What to work on: Below is a set of records; restate each one word for word.
+-------+
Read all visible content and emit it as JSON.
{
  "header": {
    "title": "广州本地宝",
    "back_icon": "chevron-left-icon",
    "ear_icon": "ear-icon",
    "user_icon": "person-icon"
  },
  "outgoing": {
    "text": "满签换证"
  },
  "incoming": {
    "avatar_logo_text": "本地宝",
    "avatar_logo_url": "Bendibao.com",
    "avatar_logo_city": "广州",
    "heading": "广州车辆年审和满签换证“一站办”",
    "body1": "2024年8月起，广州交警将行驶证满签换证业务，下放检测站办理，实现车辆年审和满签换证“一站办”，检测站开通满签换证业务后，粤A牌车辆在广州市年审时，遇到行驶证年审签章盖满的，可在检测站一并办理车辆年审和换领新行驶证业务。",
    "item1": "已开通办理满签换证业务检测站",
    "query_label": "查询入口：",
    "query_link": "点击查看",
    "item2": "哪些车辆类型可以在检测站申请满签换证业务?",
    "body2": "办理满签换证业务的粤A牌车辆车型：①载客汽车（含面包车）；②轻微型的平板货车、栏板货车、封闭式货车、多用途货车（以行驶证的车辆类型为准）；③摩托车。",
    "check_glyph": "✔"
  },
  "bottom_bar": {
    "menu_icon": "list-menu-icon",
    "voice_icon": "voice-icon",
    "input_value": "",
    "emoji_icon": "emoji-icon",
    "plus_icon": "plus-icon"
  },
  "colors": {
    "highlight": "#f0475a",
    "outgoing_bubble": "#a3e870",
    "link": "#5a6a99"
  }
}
+-------+
Task result:
Read all visible content and emit it as JSON.
{
  "header": {
    "title": "广州本地宝",
    "back_icon": "chevron-left-icon",
    "ear_icon": "ear-icon",
    "user_icon": "person-icon"
  },
  "outgoing": {
    "text": "满签换证"
  },
  "incoming": {
    "avatar_logo_text": "本地宝",
    "avatar_logo_url": "Bendibao.com",
    "avatar_logo_city": "广州",
    "heading": "广州车辆年审和满签换证“一站办”",
    "body1": "2024年8月起，广州交警将行驶证满签换证业务，下放检测站办理，实现车辆年审和满签换证“一站办”，检测站开通满签换证业务后，粤A牌车辆在广州市年审时，遇到行驶证年审签章盖满的，可在检测站一并办理车辆年审和换领新行驶证业务。",
    "item1": "已开通办理满签换证业务检测站",
    "query_label": "查询入口：",
    "query_link": "点击查看",
    "item2": "哪些车辆类型可以在检测站申请满签换证业务?",
    "body2": "办理满签换证业务的粤A牌车辆车型：①载客汽车（含面包车）；②轻微型的平板货车、栏板货车、封闭式货车、多用途货车（以行驶证的车辆类型为准）；③摩托车。",
    "check_glyph": "✔"
  },
  "bottom_bar": {
    "menu_icon": "list-menu-icon",
    "voice_icon": "voice-icon",
    "input_value": "",
    "emoji_icon": "emoji-icon",
    "plus_icon": "plus-icon"
  },
  "colors": {
    "highlight": "#f0475a",
    "outgoing_bubble": "#a3e870",
    "link": "#5a6a99"
  }
}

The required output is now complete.